EXERCISE TASK
A verbatim copy of the records is required, with all pictures left out.

DATA IN THIS EXERCISE
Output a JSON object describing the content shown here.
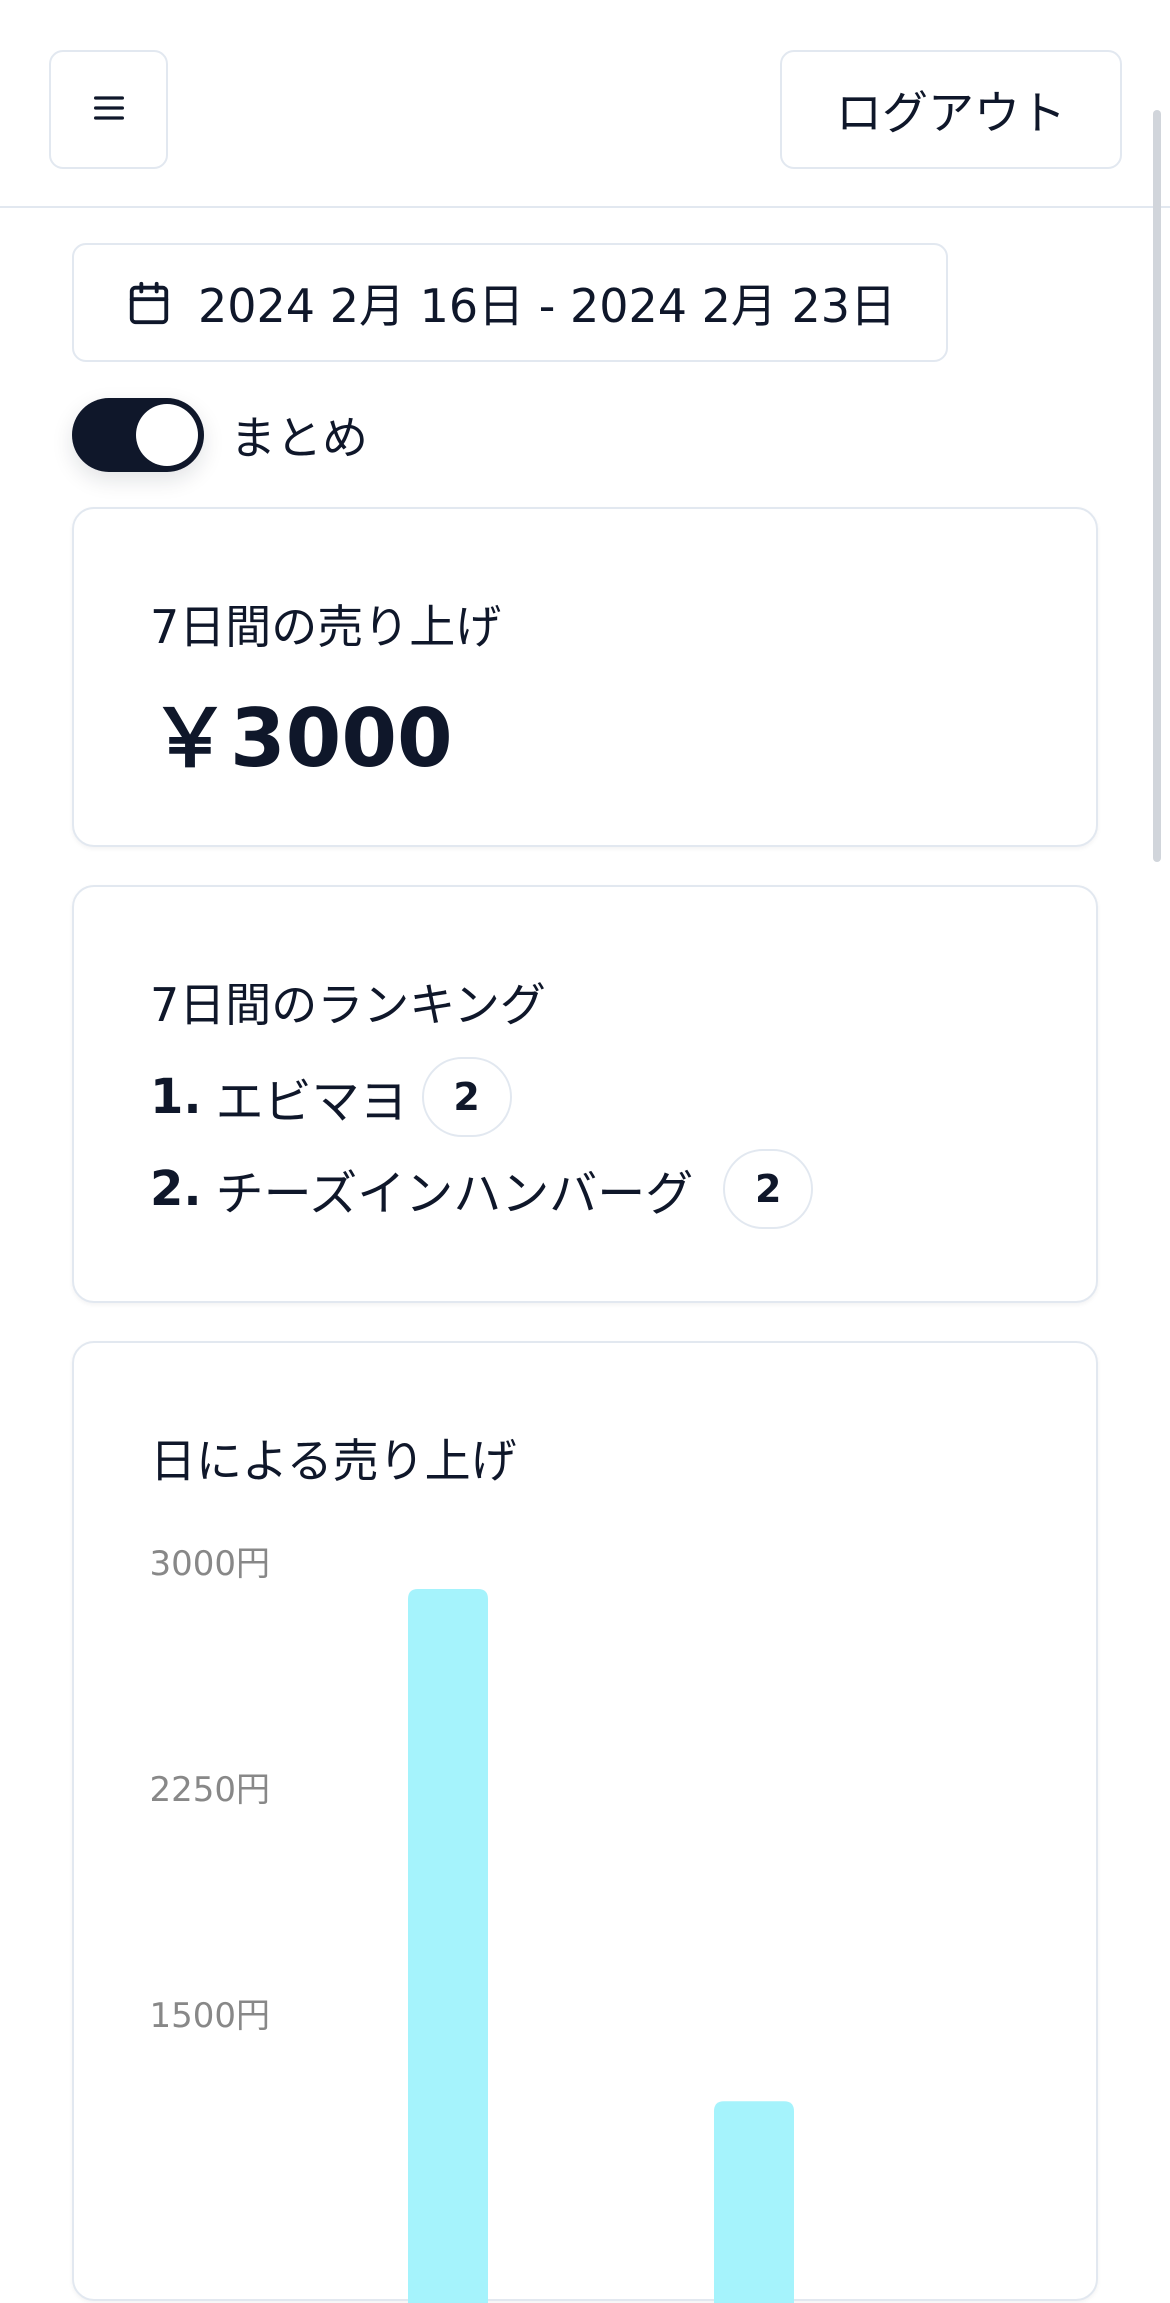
{
  "header": {
    "menu_icon": "hamburger-menu-icon",
    "logout_label": "ログアウト"
  },
  "date_range": {
    "icon": "calendar-icon",
    "label": "2024 2月 16日 - 2024 2月 23日"
  },
  "summary_toggle": {
    "label": "まとめ",
    "checked": true
  },
  "sales_card": {
    "title": "7日間の売り上げ",
    "value": "￥3000"
  },
  "ranking_card": {
    "title": "7日間のランキング",
    "items": [
      {
        "rank": "1.",
        "name": "エビマヨ",
        "count": "2"
      },
      {
        "rank": "2.",
        "name": "チーズインハンバーグ",
        "count": "2"
      }
    ]
  },
  "daily_chart_card": {
    "title": "日による売り上げ"
  },
  "colors": {
    "bar": "#a5f3fc",
    "primary": "#0f172a",
    "border": "#e2e8f0"
  },
  "chart_data": {
    "type": "bar",
    "title": "日による売り上げ",
    "ytick_labels": [
      "3000円",
      "2250円",
      "1500円"
    ],
    "yticks": [
      3000,
      2250,
      1500
    ],
    "values": [
      3000,
      1300
    ],
    "grid": false
  }
}
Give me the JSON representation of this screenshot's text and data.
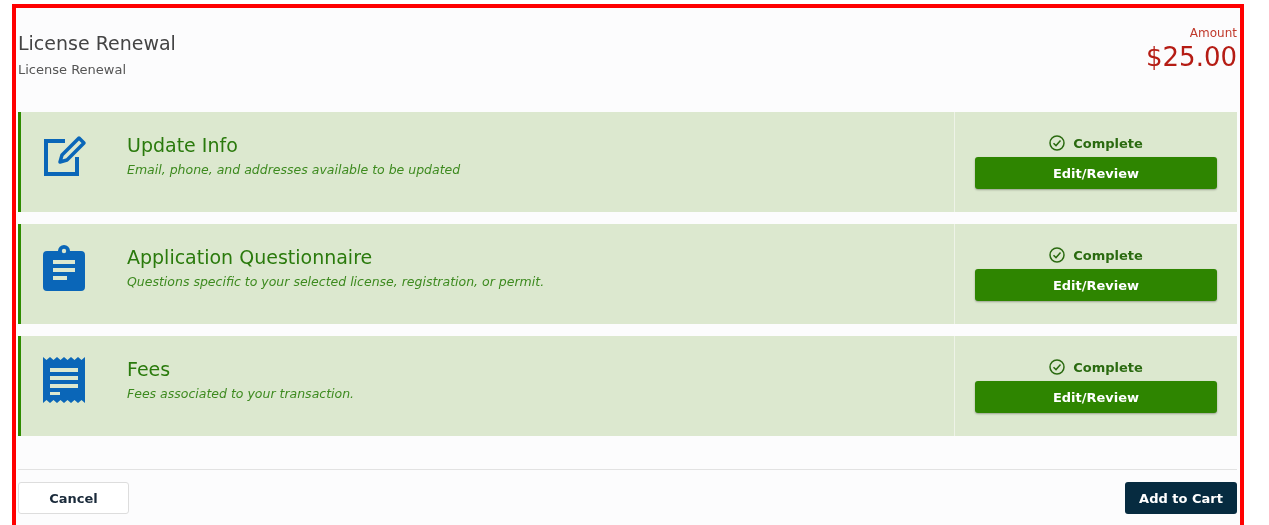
{
  "header": {
    "title": "License Renewal",
    "subtitle": "License Renewal",
    "amount_label": "Amount",
    "amount": "$25.00"
  },
  "steps": [
    {
      "kind": "edit",
      "title": "Update Info",
      "description": "Email, phone, and addresses available to be updated",
      "status": "Complete",
      "action": "Edit/Review"
    },
    {
      "kind": "clipboard",
      "title": "Application Questionnaire",
      "description": "Questions specific to your selected license, registration, or permit.",
      "status": "Complete",
      "action": "Edit/Review"
    },
    {
      "kind": "receipt",
      "title": "Fees",
      "description": "Fees associated to your transaction.",
      "status": "Complete",
      "action": "Edit/Review"
    }
  ],
  "footer": {
    "cancel": "Cancel",
    "submit": "Add to Cart"
  }
}
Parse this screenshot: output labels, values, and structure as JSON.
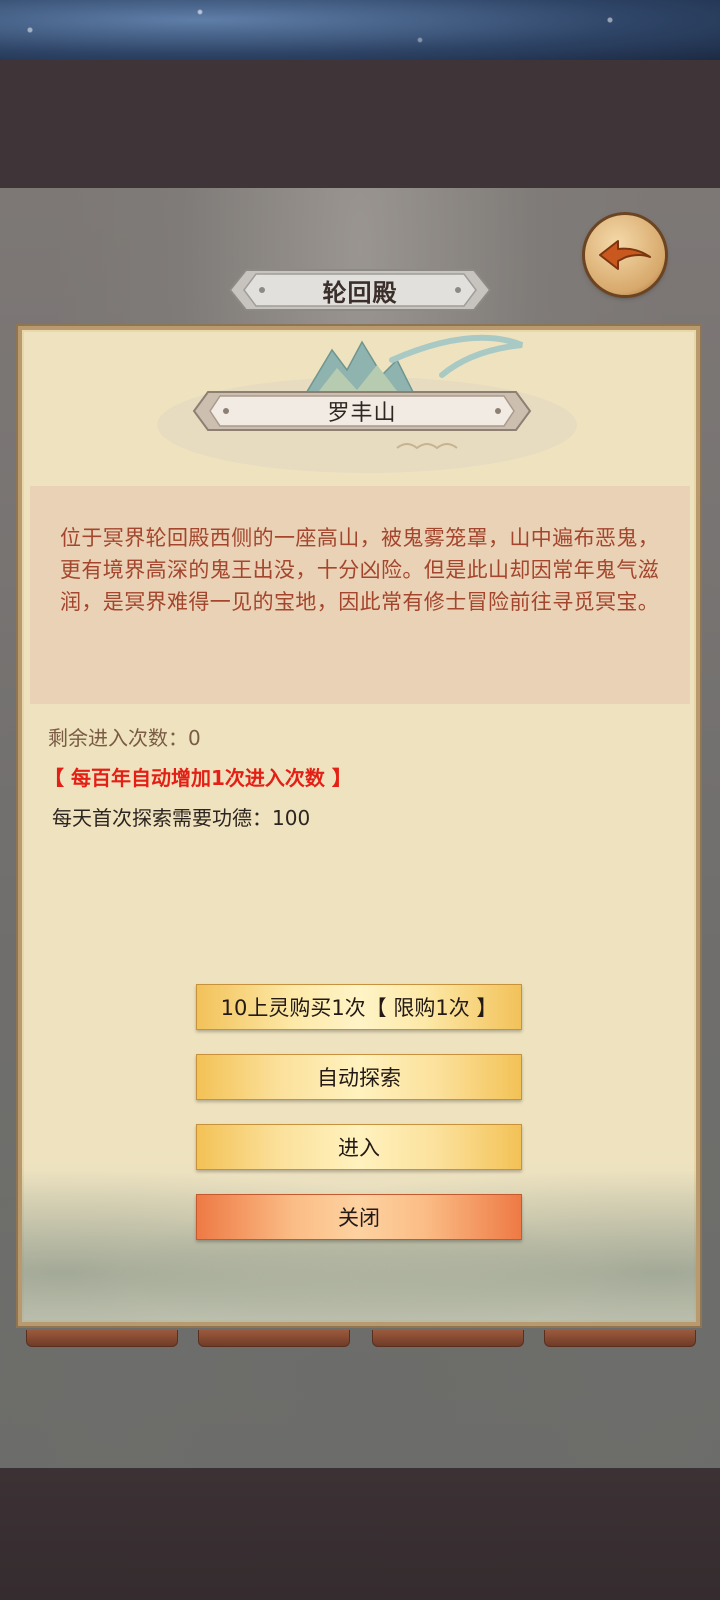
{
  "window": {
    "title": "轮回殿"
  },
  "location": {
    "name": "罗丰山",
    "description": "位于冥界轮回殿西侧的一座高山，被鬼雾笼罩，山中遍布恶鬼，更有境界高深的鬼王出没，十分凶险。但是此山却因常年鬼气滋润，是冥界难得一见的宝地，因此常有修士冒险前往寻觅冥宝。"
  },
  "info": {
    "remaining_entries": "剩余进入次数：0",
    "auto_increase_note": "【 每百年自动增加1次进入次数 】",
    "daily_cost": "每天首次探索需要功德：100"
  },
  "buttons": {
    "buy": "10上灵购买1次【 限购1次 】",
    "auto_explore": "自动探索",
    "enter": "进入",
    "close": "关闭"
  },
  "icons": {
    "back": "back-arrow-icon"
  },
  "colors": {
    "panel_bg": "#efe3bf",
    "desc_bg": "#ead2b6",
    "desc_text": "#a4462d",
    "alert_red": "#e41f15",
    "gold_button": "#f2c25a",
    "orange_button": "#ee7a45"
  }
}
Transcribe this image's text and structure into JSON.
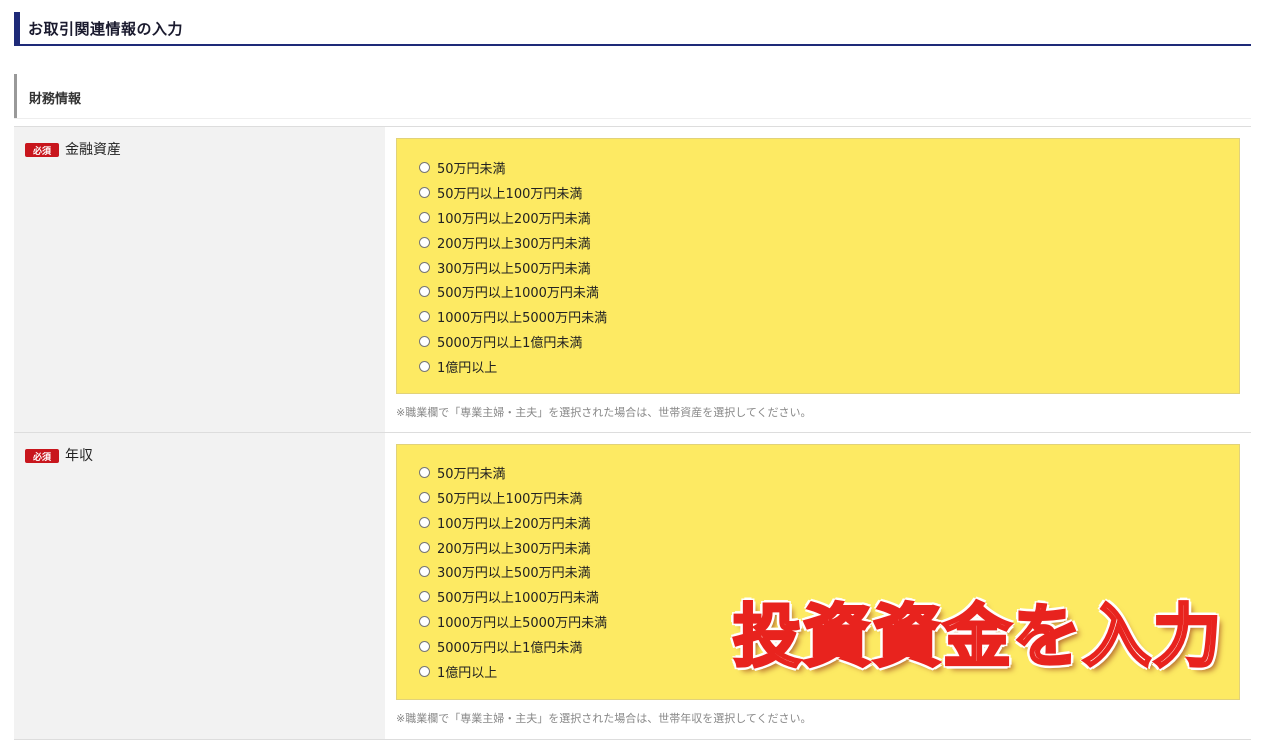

FINISHED TASK
Output a JSON object describing the content shown here.
{
  "header": {
    "menu_icon": "hamburger-menu-icon",
    "logout_label": "ログアウト"
  },
  "date_range": {
    "icon": "calendar-icon",
    "label": "2024 2月 16日 - 2024 2月 23日"
  },
  "summary_toggle": {
    "label": "まとめ",
    "checked": true
  },
  "sales_card": {
    "title": "7日間の売り上げ",
    "value": "￥3000"
  },
  "ranking_card": {
    "title": "7日間のランキング",
    "items": [
      {
        "rank": "1.",
        "name": "エビマヨ",
        "count": "2"
      },
      {
        "rank": "2.",
        "name": "チーズインハンバーグ",
        "count": "2"
      }
    ]
  },
  "daily_chart_card": {
    "title": "日による売り上げ"
  },
  "colors": {
    "bar": "#a5f3fc",
    "primary": "#0f172a",
    "border": "#e2e8f0"
  },
  "chart_data": {
    "type": "bar",
    "title": "日による売り上げ",
    "ytick_labels": [
      "3000円",
      "2250円",
      "1500円"
    ],
    "yticks": [
      3000,
      2250,
      1500
    ],
    "values": [
      3000,
      1300
    ],
    "grid": false
  }
}
Give me the JSON representation of this screenshot's text and data.
{
  "header": {
    "title": "License Renewal",
    "subtitle": "License Renewal",
    "amount_label": "Amount",
    "amount": "$25.00"
  },
  "steps": [
    {
      "kind": "edit",
      "title": "Update Info",
      "description": "Email, phone, and addresses available to be updated",
      "status": "Complete",
      "action": "Edit/Review"
    },
    {
      "kind": "clipboard",
      "title": "Application Questionnaire",
      "description": "Questions specific to your selected license, registration, or permit.",
      "status": "Complete",
      "action": "Edit/Review"
    },
    {
      "kind": "receipt",
      "title": "Fees",
      "description": "Fees associated to your transaction.",
      "status": "Complete",
      "action": "Edit/Review"
    }
  ],
  "footer": {
    "cancel": "Cancel",
    "submit": "Add to Cart"
  }
}
Parse this screenshot: output labels, values, and structure as JSON.
{
  "window": {
    "title": "轮回殿"
  },
  "location": {
    "name": "罗丰山",
    "description": "位于冥界轮回殿西侧的一座高山，被鬼雾笼罩，山中遍布恶鬼，更有境界高深的鬼王出没，十分凶险。但是此山却因常年鬼气滋润，是冥界难得一见的宝地，因此常有修士冒险前往寻觅冥宝。"
  },
  "info": {
    "remaining_entries": "剩余进入次数：0",
    "auto_increase_note": "【 每百年自动增加1次进入次数 】",
    "daily_cost": "每天首次探索需要功德：100"
  },
  "buttons": {
    "buy": "10上灵购买1次【 限购1次 】",
    "auto_explore": "自动探索",
    "enter": "进入",
    "close": "关闭"
  },
  "icons": {
    "back": "back-arrow-icon"
  },
  "colors": {
    "panel_bg": "#efe3bf",
    "desc_bg": "#ead2b6",
    "desc_text": "#a4462d",
    "alert_red": "#e41f15",
    "gold_button": "#f2c25a",
    "orange_button": "#ee7a45"
  }
}
Transcribe this image's text and structure into JSON.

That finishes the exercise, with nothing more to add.